[Data to use start]

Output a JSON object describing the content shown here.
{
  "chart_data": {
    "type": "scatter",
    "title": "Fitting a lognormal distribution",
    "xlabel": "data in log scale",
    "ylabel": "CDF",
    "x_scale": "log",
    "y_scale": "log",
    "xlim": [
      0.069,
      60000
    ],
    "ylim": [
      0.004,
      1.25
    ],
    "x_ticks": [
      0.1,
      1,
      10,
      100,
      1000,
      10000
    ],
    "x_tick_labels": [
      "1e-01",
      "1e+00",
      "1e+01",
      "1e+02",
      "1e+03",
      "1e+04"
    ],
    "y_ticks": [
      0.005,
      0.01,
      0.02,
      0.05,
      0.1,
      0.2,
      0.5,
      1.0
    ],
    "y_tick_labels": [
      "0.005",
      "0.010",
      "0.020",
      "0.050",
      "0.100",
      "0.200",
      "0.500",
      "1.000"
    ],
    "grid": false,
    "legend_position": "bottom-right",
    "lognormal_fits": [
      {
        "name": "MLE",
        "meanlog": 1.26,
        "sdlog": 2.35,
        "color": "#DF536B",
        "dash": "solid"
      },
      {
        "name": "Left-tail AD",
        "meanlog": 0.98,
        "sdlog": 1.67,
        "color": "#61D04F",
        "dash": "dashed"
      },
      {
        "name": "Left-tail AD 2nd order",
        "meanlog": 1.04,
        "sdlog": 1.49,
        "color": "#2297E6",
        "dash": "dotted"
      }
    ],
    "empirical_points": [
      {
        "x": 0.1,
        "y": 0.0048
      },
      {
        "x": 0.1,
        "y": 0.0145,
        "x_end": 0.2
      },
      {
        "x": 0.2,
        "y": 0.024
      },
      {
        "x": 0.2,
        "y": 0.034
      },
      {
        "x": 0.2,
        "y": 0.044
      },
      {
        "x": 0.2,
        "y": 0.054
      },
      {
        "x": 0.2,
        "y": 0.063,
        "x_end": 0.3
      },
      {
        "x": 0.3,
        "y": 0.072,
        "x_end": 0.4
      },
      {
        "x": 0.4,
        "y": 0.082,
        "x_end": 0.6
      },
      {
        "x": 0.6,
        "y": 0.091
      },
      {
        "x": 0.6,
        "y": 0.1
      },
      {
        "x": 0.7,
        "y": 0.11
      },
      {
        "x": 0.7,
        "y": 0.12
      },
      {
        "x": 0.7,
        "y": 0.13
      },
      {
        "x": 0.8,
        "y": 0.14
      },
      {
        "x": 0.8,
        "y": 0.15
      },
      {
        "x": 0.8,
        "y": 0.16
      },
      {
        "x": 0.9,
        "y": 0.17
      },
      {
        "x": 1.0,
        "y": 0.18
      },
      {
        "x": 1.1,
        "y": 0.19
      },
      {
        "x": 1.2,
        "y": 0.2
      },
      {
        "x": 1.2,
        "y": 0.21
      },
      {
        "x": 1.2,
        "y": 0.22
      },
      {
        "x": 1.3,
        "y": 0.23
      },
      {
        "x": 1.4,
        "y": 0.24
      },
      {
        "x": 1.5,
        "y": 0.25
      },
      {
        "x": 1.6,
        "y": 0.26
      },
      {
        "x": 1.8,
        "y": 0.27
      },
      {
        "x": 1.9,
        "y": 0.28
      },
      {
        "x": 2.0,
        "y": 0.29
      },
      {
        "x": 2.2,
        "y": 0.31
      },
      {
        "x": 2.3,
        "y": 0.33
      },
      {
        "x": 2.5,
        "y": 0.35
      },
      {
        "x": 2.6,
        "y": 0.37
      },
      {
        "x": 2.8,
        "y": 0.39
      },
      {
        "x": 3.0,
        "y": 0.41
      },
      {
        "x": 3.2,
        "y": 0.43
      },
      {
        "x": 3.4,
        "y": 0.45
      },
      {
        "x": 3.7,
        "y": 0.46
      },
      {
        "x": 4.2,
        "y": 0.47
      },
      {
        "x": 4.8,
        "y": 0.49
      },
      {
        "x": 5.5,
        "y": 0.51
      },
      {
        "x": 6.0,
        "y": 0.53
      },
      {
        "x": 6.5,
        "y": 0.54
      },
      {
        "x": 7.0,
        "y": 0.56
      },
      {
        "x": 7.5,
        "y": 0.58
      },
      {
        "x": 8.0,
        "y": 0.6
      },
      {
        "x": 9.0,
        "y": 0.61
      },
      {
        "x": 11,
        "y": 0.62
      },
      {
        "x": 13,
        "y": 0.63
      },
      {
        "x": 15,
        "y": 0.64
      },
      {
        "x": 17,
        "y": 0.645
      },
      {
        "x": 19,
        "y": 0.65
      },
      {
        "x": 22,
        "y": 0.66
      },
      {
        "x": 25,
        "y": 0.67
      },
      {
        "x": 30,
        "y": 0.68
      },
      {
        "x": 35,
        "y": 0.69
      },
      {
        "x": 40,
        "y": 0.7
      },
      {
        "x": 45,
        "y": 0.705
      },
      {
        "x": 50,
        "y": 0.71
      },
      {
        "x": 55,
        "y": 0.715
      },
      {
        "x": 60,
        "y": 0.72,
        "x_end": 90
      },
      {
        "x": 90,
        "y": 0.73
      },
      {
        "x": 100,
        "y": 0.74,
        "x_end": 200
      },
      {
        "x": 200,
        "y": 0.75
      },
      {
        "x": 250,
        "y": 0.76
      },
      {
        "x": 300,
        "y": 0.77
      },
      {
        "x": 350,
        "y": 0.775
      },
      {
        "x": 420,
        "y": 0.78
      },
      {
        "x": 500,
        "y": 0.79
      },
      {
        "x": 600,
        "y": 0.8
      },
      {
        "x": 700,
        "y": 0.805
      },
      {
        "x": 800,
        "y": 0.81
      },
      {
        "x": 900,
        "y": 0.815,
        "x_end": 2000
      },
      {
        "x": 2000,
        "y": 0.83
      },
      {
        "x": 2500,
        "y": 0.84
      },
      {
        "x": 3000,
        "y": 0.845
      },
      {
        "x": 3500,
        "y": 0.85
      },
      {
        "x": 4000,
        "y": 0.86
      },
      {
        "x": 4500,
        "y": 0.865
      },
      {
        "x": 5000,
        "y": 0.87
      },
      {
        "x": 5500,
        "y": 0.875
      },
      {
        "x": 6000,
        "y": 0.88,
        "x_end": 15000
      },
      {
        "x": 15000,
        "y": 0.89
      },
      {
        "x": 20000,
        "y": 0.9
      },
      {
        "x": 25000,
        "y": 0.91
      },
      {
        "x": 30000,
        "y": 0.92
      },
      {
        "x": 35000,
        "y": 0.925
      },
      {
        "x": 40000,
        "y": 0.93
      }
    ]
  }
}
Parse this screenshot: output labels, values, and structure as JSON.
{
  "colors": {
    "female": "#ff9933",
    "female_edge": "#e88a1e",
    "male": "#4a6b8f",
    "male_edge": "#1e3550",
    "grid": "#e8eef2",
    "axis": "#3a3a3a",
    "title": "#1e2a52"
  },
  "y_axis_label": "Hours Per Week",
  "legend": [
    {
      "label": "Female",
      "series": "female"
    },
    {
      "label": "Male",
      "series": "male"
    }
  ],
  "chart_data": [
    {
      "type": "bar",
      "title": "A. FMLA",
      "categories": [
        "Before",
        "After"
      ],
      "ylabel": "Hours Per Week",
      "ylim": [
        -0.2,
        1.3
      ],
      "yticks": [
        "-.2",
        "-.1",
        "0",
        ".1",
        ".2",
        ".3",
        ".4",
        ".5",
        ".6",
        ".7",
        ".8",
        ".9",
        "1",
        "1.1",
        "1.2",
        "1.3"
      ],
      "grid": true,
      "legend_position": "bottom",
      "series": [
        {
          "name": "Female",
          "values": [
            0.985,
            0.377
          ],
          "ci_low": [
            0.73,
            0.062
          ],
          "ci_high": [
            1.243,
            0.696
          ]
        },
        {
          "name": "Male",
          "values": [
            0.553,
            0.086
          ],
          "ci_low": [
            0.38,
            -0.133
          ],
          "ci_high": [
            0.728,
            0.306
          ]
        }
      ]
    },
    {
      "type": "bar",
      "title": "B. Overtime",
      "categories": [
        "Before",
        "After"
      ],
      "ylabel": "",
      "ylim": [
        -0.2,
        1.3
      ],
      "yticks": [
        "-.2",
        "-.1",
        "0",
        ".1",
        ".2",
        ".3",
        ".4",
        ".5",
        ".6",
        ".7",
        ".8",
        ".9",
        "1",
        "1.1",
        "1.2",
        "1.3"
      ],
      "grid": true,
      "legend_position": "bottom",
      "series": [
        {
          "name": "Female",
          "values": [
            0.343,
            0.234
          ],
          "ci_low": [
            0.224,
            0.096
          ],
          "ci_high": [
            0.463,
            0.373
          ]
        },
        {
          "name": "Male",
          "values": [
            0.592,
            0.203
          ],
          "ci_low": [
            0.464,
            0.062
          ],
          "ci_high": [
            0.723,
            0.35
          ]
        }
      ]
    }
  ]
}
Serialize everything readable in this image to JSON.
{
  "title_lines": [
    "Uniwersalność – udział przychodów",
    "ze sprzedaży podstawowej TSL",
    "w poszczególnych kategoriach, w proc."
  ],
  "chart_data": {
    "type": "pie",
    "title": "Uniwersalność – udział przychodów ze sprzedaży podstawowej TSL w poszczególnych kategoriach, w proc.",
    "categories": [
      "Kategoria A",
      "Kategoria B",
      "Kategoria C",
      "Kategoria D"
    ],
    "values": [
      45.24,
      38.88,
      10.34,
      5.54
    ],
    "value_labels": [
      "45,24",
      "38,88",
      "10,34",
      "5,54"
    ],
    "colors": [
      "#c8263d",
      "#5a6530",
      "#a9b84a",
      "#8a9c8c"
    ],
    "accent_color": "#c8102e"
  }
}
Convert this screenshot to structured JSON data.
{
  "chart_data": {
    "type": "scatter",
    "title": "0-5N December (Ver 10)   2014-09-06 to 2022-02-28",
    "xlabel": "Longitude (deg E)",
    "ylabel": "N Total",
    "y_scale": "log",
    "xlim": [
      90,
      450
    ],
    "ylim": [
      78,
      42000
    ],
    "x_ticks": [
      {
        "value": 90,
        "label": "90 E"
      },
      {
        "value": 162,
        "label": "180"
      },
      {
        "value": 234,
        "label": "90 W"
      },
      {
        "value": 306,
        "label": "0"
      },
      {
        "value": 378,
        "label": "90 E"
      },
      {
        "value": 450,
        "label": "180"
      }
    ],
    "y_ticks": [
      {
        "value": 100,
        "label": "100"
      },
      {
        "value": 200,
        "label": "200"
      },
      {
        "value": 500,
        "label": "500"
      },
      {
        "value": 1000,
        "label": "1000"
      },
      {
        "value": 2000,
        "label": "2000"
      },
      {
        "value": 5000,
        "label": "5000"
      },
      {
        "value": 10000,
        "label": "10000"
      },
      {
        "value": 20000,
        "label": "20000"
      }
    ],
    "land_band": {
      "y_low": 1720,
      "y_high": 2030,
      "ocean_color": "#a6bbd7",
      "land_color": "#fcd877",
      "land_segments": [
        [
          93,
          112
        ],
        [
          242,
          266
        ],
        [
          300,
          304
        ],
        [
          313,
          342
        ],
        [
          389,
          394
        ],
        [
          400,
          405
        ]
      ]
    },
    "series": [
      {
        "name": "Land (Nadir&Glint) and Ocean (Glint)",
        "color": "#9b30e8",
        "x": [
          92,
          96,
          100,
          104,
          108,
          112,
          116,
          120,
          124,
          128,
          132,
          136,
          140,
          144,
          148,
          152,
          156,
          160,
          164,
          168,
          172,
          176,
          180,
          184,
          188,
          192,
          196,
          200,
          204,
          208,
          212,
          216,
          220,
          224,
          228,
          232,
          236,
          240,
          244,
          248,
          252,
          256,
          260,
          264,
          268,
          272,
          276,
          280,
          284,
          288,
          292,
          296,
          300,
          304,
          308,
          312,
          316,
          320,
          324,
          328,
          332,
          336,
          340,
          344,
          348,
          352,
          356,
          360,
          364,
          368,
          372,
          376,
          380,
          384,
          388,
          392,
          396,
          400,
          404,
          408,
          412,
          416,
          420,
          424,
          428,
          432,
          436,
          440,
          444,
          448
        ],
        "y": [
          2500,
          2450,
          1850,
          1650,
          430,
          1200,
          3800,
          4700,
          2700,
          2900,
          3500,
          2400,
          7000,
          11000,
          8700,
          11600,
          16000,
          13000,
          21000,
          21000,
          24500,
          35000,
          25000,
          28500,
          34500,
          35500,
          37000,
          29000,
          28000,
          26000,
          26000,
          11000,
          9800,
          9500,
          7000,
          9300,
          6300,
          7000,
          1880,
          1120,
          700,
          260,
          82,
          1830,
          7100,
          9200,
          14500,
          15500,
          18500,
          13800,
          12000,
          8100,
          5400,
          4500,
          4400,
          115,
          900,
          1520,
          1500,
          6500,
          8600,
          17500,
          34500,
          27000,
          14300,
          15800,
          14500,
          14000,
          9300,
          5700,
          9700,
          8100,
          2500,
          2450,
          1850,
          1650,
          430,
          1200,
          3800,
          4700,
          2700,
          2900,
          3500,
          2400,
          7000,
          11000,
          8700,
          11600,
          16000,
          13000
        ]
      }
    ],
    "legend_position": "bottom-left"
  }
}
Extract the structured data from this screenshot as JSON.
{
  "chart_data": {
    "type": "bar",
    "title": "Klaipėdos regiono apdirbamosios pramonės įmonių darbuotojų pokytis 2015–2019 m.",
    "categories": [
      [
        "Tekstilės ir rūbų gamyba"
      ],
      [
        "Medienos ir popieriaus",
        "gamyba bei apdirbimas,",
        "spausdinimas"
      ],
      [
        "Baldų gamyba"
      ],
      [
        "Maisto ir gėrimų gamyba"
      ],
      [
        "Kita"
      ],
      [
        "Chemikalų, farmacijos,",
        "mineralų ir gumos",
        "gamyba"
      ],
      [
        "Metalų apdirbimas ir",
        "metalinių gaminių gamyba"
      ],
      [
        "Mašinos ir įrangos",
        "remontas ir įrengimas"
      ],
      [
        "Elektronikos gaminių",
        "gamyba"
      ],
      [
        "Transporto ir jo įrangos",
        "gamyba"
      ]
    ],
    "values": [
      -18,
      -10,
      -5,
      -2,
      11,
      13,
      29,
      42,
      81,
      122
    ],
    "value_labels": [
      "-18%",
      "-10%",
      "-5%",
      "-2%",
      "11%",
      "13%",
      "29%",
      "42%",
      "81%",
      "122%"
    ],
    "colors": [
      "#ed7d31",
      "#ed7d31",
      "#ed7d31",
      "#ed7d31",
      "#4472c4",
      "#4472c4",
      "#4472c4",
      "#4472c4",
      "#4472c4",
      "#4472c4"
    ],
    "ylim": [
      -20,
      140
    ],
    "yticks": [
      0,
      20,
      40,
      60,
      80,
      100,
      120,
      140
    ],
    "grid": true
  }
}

[Data to use end]

Stated task — Check every line of the data above for the string "podstawowej", and copy those that have it.

Finished answer —
    "ze sprzedaży podstawowej TSL",
    "title": "Uniwersalność – udział przychodów ze sprzedaży podstawowej TSL w poszczególnych kategoriach, w proc.",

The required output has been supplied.